_Records_:

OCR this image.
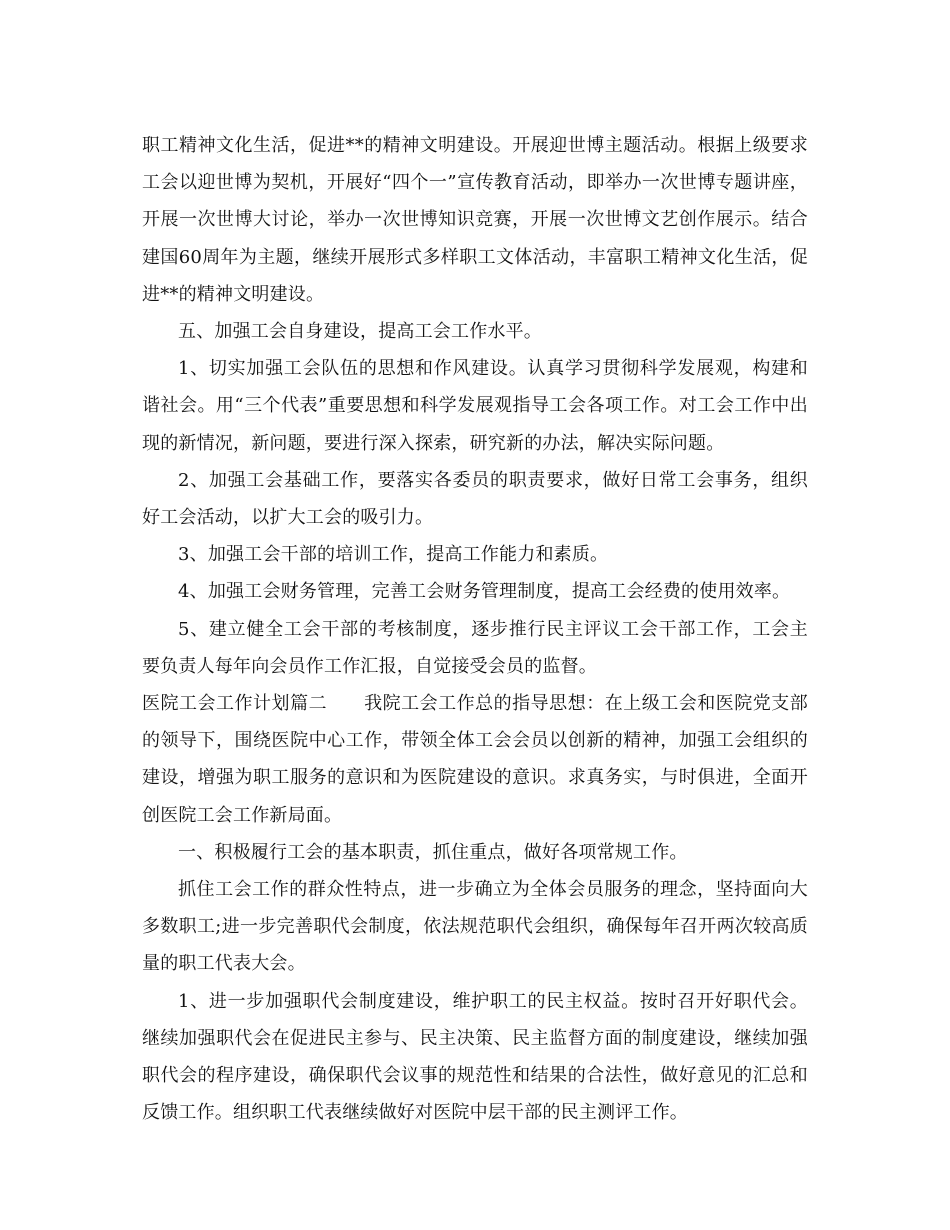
职工精神文化生活，促进**的精神文明建设。开展迎世博主题活动。根据上级要求工会以迎世博为契机，开展好“四个一”宣传教育活动，即举办一次世博专题讲座，开展一次世博大讨论，举办一次世博知识竞赛，开展一次世博文艺创作展示。结合建国60周年为主题，继续开展形式多样职工文体活动，丰富职工精神文化生活，促进**的精神文明建设。

五、加强工会自身建设，提高工会工作水平。

1、切实加强工会队伍的思想和作风建设。认真学习贯彻科学发展观，构建和谐社会。用“三个代表”重要思想和科学发展观指导工会各项工作。对工会工作中出现的新情况，新问题，要进行深入探索，研究新的办法，解决实际问题。

2、加强工会基础工作，要落实各委员的职责要求，做好日常工会事务，组织好工会活动，以扩大工会的吸引力。

3、加强工会干部的培训工作，提高工作能力和素质。

4、加强工会财务管理，完善工会财务管理制度，提高工会经费的使用效率。

5、建立健全工会干部的考核制度，逐步推行民主评议工会干部工作，工会主要负责人每年向会员作工作汇报，自觉接受会员的监督。

医院工会工作计划篇二　　我院工会工作总的指导思想：在上级工会和医院党支部的领导下，围绕医院中心工作，带领全体工会会员以创新的精神，加强工会组织的建设，增强为职工服务的意识和为医院建设的意识。求真务实，与时俱进，全面开创医院工会工作新局面。

一、积极履行工会的基本职责，抓住重点，做好各项常规工作。

抓住工会工作的群众性特点，进一步确立为全体会员服务的理念，坚持面向大多数职工;进一步完善职代会制度，依法规范职代会组织，确保每年召开两次较高质量的职工代表大会。

1、进一步加强职代会制度建设，维护职工的民主权益。按时召开好职代会。继续加强职代会在促进民主参与、民主决策、民主监督方面的制度建设，继续加强职代会的程序建设，确保职代会议事的规范性和结果的合法性，做好意见的汇总和反馈工作。组织职工代表继续做好对医院中层干部的民主测评工作。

_Task directions_: Reproduce every line above as written, skipping pictures.

_Problem solution_:
OCR this image.
职工精神文化生活，促进**的精神文明建设。开展迎世博主题活动。根据上级要求工会以迎世博为契机，开展好“四个一”宣传教育活动，即举办一次世博专题讲座，开展一次世博大讨论，举办一次世博知识竞赛，开展一次世博文艺创作展示。结合建国60周年为主题，继续开展形式多样职工文体活动，丰富职工精神文化生活，促进**的精神文明建设。

五、加强工会自身建设，提高工会工作水平。

1、切实加强工会队伍的思想和作风建设。认真学习贯彻科学发展观，构建和谐社会。用“三个代表”重要思想和科学发展观指导工会各项工作。对工会工作中出现的新情况，新问题，要进行深入探索，研究新的办法，解决实际问题。

2、加强工会基础工作，要落实各委员的职责要求，做好日常工会事务，组织好工会活动，以扩大工会的吸引力。

3、加强工会干部的培训工作，提高工作能力和素质。

4、加强工会财务管理，完善工会财务管理制度，提高工会经费的使用效率。

5、建立健全工会干部的考核制度，逐步推行民主评议工会干部工作，工会主要负责人每年向会员作工作汇报，自觉接受会员的监督。

医院工会工作计划篇二　　我院工会工作总的指导思想：在上级工会和医院党支部的领导下，围绕医院中心工作，带领全体工会会员以创新的精神，加强工会组织的建设，增强为职工服务的意识和为医院建设的意识。求真务实，与时俱进，全面开创医院工会工作新局面。

一、积极履行工会的基本职责，抓住重点，做好各项常规工作。

抓住工会工作的群众性特点，进一步确立为全体会员服务的理念，坚持面向大多数职工;进一步完善职代会制度，依法规范职代会组织，确保每年召开两次较高质量的职工代表大会。

1、进一步加强职代会制度建设，维护职工的民主权益。按时召开好职代会。继续加强职代会在促进民主参与、民主决策、民主监督方面的制度建设，继续加强职代会的程序建设，确保职代会议事的规范性和结果的合法性，做好意见的汇总和反馈工作。组织职工代表继续做好对医院中层干部的民主测评工作。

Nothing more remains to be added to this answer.